→ **JOB**
Every line below that holds the string "title" should be copied out.

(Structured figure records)
-------
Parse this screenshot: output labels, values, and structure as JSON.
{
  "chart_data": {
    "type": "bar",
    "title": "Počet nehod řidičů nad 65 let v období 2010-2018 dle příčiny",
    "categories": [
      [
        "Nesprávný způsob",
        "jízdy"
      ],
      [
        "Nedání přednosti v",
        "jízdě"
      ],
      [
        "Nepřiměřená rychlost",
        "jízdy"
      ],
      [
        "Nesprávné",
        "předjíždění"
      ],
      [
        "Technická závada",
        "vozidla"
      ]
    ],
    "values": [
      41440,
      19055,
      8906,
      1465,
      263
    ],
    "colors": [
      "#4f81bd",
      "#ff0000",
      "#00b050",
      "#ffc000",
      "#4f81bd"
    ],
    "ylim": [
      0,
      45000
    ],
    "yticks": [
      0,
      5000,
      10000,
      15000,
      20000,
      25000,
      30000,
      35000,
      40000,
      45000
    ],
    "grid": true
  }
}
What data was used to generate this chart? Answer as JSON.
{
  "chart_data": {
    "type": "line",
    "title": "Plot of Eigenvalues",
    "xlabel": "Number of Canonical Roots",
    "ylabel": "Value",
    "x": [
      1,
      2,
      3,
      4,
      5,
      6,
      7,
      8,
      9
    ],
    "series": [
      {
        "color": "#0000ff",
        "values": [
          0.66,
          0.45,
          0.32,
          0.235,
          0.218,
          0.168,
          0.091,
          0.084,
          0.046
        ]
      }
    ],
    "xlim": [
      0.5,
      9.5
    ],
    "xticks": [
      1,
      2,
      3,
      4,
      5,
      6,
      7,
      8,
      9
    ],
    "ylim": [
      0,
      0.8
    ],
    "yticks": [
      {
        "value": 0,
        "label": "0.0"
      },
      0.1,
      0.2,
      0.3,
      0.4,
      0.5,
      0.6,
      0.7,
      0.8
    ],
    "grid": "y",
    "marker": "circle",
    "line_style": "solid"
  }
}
-------
→ **TASK RESULT**
    "title": "Počet nehod řidičů nad 65 let v období 2010-2018 dle příčiny",
    "title": "Plot of Eigenvalues",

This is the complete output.